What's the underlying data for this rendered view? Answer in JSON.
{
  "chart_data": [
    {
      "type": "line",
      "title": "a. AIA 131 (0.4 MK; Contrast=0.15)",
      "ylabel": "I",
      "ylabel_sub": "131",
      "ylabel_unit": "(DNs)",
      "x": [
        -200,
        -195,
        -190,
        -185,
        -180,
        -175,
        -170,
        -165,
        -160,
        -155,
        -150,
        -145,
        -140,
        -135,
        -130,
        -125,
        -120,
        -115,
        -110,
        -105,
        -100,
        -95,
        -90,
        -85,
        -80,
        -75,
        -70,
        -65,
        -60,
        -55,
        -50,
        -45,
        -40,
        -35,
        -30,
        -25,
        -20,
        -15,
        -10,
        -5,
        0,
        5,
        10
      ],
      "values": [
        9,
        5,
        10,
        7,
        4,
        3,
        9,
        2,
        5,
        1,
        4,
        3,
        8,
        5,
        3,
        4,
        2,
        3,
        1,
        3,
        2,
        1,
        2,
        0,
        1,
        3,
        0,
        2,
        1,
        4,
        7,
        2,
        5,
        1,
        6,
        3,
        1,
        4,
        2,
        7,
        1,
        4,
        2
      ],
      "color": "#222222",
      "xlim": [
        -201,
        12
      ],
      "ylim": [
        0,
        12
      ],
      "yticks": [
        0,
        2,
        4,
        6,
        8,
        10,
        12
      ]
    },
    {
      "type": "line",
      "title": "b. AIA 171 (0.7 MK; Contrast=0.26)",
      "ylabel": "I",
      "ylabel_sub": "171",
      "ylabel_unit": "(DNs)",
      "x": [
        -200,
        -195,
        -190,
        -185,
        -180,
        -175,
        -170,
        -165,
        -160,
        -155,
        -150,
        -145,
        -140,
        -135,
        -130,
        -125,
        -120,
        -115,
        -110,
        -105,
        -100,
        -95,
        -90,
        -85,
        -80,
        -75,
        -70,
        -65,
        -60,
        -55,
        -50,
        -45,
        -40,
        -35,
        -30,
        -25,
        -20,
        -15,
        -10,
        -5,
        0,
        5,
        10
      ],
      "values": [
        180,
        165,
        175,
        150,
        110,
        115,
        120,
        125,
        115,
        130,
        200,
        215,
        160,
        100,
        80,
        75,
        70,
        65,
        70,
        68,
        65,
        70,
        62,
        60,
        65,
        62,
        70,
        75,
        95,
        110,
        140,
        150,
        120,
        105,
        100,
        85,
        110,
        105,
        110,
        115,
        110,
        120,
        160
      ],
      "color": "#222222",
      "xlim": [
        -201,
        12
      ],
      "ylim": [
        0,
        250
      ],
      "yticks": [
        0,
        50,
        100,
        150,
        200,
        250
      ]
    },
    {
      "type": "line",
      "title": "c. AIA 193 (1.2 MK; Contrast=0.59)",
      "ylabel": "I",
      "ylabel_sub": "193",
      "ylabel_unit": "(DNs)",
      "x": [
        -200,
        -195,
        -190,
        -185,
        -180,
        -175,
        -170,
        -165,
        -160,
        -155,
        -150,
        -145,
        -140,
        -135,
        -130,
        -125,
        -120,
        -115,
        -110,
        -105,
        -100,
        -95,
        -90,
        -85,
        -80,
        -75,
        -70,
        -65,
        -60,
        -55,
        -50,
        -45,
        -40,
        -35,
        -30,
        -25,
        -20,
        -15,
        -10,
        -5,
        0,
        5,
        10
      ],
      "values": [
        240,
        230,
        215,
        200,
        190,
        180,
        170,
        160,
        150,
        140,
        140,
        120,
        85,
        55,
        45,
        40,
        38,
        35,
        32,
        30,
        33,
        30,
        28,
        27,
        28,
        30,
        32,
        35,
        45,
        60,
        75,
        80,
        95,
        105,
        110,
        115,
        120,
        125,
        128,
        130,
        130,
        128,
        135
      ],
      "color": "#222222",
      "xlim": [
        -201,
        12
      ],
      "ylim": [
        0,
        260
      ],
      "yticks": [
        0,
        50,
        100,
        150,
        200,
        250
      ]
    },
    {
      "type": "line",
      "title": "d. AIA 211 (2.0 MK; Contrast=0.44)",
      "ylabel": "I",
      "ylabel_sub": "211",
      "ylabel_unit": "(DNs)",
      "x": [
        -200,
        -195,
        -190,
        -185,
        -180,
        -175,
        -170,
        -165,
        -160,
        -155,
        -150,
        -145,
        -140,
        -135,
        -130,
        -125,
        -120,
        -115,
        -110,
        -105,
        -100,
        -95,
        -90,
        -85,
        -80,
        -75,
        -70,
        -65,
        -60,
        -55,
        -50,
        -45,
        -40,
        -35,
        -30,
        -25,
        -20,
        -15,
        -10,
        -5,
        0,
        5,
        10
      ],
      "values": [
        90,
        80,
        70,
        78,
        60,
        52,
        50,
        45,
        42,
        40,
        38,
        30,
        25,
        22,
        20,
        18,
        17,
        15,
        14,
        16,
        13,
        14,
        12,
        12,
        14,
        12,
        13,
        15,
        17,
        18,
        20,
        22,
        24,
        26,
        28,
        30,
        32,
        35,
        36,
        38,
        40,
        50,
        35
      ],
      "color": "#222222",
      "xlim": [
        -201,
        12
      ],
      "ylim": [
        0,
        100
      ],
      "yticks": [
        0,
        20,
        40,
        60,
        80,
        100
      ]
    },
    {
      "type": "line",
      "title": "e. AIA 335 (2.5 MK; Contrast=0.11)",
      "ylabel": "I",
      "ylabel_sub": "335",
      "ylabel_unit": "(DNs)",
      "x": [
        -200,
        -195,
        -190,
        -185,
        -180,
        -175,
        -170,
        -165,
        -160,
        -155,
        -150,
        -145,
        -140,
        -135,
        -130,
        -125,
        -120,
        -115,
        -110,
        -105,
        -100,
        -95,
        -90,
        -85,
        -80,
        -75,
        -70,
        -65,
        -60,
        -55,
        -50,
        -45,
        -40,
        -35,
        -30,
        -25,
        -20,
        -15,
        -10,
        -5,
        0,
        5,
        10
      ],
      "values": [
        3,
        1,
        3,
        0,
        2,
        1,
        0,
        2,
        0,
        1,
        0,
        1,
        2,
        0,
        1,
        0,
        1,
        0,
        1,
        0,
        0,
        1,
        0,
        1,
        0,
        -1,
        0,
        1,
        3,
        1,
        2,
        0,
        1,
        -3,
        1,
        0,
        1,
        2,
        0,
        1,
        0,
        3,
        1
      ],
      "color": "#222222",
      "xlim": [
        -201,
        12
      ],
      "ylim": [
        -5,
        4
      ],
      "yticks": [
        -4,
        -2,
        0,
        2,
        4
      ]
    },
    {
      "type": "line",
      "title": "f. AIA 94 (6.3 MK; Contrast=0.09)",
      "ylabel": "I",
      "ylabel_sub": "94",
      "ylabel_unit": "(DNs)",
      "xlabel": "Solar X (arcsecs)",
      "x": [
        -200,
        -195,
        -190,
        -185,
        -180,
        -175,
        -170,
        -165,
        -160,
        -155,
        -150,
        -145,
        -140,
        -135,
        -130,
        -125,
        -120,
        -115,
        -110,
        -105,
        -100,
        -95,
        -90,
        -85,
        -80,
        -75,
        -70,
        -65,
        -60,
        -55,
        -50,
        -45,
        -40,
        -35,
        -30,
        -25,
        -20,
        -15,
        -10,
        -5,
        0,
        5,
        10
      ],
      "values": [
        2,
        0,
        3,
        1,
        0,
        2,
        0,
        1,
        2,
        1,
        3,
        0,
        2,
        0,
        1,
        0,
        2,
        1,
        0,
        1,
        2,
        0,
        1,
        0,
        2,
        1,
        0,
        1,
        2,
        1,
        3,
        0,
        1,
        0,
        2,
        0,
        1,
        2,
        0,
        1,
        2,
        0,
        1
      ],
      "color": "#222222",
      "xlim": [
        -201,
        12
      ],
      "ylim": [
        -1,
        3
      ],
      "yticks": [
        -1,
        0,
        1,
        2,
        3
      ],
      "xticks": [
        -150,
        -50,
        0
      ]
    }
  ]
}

□ □ □ □ □ □ □

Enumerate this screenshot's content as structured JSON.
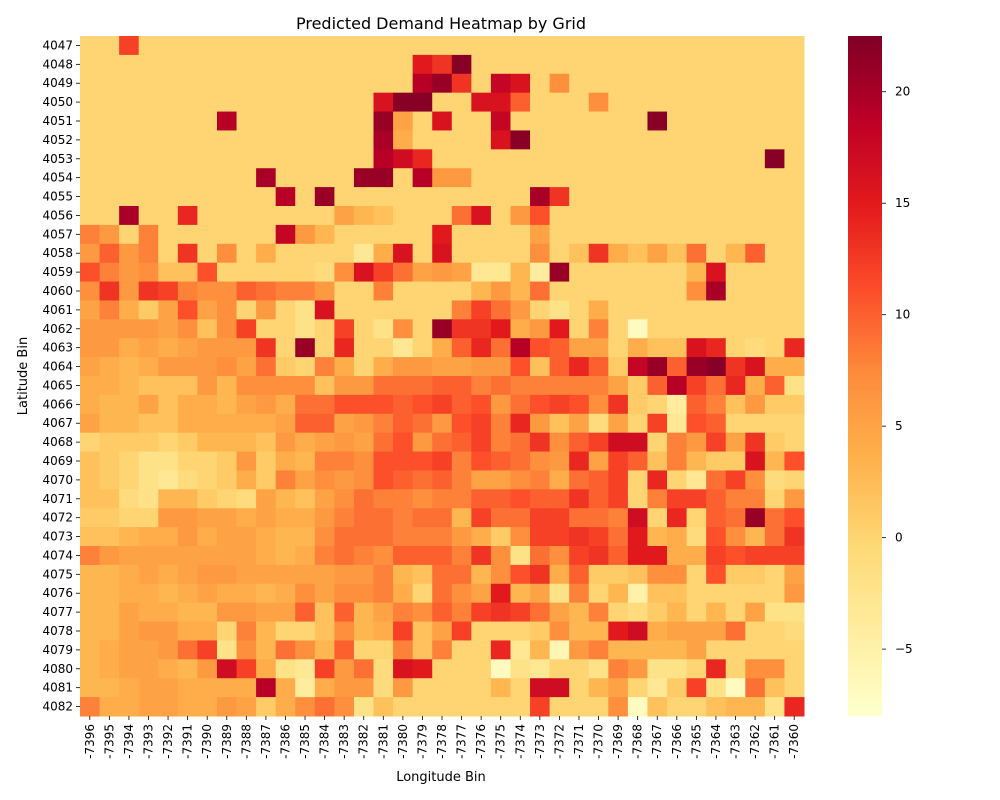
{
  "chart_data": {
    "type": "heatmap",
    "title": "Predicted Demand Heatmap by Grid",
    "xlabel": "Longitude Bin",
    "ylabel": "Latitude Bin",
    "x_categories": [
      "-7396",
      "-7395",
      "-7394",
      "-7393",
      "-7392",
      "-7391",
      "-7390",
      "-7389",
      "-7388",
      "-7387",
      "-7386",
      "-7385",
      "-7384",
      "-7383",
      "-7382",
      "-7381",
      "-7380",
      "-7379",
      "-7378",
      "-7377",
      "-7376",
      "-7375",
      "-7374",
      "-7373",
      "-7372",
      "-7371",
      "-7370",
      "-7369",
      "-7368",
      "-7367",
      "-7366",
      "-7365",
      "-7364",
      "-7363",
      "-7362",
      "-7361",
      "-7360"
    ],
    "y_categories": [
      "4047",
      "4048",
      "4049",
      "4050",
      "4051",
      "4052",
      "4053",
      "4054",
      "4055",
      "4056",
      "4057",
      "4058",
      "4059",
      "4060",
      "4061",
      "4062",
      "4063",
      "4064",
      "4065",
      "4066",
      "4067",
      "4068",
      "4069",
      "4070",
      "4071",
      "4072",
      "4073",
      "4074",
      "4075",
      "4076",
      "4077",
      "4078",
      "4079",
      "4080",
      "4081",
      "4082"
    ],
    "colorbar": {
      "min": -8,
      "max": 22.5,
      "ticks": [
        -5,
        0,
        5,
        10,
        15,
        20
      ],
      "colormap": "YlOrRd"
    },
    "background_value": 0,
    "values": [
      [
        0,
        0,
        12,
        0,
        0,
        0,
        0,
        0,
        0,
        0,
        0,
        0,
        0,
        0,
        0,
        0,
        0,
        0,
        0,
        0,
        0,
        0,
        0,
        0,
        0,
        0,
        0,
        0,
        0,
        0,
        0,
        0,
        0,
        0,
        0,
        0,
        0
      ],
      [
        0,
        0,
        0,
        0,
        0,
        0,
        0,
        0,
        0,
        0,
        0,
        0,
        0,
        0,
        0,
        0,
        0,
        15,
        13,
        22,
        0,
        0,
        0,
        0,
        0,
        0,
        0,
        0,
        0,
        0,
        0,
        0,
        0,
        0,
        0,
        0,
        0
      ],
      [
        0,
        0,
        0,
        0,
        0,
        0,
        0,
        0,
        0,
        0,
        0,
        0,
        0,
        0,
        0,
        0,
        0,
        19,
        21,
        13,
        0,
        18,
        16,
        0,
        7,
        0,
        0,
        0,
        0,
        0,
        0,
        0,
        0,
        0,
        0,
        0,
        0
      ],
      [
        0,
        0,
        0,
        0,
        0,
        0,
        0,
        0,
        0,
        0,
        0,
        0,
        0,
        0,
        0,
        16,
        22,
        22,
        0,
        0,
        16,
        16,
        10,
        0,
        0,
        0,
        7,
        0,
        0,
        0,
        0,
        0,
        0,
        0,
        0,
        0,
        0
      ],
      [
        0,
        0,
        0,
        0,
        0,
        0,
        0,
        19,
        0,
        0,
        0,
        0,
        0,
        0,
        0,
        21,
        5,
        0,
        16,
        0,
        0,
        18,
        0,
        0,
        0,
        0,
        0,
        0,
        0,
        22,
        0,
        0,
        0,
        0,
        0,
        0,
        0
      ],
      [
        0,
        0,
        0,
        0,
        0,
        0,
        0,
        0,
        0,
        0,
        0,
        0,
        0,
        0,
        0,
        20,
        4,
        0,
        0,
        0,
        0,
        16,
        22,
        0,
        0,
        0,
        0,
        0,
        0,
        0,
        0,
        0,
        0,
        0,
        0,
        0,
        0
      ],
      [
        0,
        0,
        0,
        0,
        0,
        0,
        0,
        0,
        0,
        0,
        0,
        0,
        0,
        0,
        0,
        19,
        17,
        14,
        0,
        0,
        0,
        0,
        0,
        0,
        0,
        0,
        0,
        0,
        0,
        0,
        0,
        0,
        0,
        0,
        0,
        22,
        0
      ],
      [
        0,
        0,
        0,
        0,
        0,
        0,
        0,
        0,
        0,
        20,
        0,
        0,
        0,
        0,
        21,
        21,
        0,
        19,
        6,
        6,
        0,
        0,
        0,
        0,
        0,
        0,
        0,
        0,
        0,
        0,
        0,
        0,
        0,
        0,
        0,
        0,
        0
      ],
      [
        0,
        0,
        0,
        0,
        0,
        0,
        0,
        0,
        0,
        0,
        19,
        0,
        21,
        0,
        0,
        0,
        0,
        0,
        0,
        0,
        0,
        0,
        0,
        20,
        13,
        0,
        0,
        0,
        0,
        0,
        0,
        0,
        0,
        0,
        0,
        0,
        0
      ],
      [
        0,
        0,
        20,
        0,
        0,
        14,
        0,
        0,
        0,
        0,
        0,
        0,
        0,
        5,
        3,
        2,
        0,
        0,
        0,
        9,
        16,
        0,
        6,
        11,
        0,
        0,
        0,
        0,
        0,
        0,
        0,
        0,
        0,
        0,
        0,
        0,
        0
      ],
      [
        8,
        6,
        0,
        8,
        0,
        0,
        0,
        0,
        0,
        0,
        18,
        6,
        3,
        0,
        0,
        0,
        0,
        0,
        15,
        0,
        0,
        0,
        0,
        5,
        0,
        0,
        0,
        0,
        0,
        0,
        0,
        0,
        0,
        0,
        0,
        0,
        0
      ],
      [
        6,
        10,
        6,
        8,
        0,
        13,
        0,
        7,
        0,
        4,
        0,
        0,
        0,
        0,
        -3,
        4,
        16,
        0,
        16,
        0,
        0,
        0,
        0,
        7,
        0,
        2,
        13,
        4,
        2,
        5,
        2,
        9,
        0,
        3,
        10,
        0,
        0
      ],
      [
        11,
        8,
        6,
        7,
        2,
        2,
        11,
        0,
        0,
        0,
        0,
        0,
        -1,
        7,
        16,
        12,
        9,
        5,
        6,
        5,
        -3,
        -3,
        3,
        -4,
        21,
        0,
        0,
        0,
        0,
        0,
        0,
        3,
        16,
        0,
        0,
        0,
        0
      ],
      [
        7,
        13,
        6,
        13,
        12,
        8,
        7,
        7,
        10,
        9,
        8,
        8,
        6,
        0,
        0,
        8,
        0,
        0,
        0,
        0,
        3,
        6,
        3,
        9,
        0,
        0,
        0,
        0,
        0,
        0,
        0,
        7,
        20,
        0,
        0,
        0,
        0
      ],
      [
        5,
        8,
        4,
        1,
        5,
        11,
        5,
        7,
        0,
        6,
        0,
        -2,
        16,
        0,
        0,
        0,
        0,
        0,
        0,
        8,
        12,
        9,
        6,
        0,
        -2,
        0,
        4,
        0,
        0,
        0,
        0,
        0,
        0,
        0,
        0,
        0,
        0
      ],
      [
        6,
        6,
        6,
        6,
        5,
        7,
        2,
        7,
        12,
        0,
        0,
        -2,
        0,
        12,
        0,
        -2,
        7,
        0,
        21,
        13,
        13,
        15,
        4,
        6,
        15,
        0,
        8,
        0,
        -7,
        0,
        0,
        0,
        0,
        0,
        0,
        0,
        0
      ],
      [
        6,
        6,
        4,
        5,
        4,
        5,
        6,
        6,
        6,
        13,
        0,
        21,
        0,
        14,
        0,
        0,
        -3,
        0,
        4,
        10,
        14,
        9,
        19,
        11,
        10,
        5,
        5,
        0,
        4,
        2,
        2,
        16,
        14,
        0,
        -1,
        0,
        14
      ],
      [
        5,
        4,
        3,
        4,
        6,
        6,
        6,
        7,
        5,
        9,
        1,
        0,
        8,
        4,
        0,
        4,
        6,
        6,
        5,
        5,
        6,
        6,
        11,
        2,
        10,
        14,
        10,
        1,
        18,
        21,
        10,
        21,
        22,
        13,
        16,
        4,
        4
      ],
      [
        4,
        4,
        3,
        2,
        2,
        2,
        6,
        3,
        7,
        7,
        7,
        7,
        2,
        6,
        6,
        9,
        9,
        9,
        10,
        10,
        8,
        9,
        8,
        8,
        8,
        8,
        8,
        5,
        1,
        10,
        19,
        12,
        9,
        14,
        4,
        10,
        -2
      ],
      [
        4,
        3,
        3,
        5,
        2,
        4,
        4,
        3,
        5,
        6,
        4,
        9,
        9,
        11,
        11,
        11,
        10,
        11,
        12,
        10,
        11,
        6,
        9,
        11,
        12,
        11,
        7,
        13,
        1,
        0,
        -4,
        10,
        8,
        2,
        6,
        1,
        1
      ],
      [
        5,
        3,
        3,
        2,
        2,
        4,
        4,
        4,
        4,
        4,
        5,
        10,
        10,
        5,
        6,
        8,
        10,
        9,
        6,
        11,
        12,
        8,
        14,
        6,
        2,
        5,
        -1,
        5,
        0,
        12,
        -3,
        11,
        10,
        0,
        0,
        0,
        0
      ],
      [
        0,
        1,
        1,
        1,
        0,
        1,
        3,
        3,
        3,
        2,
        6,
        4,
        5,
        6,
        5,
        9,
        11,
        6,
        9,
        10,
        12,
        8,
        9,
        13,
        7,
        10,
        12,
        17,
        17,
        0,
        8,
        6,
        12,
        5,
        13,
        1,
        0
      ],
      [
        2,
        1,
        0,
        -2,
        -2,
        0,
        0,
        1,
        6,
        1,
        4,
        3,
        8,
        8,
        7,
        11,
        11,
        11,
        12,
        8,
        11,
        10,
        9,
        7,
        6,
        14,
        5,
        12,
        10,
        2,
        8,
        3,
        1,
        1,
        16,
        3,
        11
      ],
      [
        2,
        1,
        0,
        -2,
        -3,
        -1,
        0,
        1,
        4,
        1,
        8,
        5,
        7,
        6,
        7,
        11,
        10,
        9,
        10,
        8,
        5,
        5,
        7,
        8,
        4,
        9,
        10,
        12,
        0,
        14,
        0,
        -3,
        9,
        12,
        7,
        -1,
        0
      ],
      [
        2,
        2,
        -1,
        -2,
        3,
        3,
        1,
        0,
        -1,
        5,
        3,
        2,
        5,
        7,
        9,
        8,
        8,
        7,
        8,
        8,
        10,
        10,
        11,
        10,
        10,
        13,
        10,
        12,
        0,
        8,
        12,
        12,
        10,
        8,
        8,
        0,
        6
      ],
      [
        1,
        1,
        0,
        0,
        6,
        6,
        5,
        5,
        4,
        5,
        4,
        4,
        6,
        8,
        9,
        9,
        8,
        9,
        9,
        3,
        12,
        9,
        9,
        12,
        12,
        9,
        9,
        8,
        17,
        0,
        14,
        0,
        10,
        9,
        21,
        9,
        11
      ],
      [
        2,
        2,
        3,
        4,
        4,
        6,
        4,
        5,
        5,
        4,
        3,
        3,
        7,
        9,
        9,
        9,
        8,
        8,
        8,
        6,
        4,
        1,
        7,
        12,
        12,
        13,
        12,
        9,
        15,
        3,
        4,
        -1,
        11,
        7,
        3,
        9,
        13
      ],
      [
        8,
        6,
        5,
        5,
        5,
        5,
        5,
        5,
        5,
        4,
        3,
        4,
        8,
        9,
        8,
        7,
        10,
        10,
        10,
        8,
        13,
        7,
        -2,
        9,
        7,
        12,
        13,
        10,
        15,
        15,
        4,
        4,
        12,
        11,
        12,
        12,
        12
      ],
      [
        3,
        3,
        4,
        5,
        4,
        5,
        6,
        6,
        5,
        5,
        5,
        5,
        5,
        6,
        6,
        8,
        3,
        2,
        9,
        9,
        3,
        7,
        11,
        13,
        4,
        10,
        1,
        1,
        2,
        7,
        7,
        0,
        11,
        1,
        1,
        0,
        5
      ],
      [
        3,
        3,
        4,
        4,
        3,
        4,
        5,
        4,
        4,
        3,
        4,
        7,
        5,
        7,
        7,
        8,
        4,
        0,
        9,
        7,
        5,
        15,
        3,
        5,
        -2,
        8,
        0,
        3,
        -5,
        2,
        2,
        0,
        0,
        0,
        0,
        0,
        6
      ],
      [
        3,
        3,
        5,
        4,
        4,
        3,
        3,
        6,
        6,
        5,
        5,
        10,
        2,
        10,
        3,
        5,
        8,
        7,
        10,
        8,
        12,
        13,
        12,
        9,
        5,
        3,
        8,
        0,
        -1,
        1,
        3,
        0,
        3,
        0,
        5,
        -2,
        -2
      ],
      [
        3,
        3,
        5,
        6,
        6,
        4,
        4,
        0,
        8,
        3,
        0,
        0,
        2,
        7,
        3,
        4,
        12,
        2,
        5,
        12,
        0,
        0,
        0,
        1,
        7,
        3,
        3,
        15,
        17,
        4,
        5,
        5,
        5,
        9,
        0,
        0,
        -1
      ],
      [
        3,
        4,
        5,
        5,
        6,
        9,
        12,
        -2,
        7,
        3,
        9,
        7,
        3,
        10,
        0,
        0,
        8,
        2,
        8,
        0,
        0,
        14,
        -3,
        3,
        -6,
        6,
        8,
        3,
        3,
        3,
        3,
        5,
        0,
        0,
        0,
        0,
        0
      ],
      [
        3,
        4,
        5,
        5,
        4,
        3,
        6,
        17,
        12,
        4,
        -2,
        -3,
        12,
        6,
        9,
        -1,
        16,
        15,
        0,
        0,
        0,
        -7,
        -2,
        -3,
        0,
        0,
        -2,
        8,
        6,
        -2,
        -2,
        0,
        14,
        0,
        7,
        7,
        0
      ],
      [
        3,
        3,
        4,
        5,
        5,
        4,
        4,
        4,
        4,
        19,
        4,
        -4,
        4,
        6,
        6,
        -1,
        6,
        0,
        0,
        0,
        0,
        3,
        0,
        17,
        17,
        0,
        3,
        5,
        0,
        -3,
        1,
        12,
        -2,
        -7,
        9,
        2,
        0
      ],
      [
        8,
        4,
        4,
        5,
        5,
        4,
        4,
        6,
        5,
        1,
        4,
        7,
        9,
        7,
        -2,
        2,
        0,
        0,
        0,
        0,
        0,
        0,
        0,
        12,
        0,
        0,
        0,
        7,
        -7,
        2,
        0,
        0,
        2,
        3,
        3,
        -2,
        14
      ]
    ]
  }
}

□ □ □ □ □ □ □

Return each line of the listing that holds the string "xlabel".

> Reply to the task
      "xlabel": "Solar X (arcsecs)",
    "xlabel": "Longitude Bin",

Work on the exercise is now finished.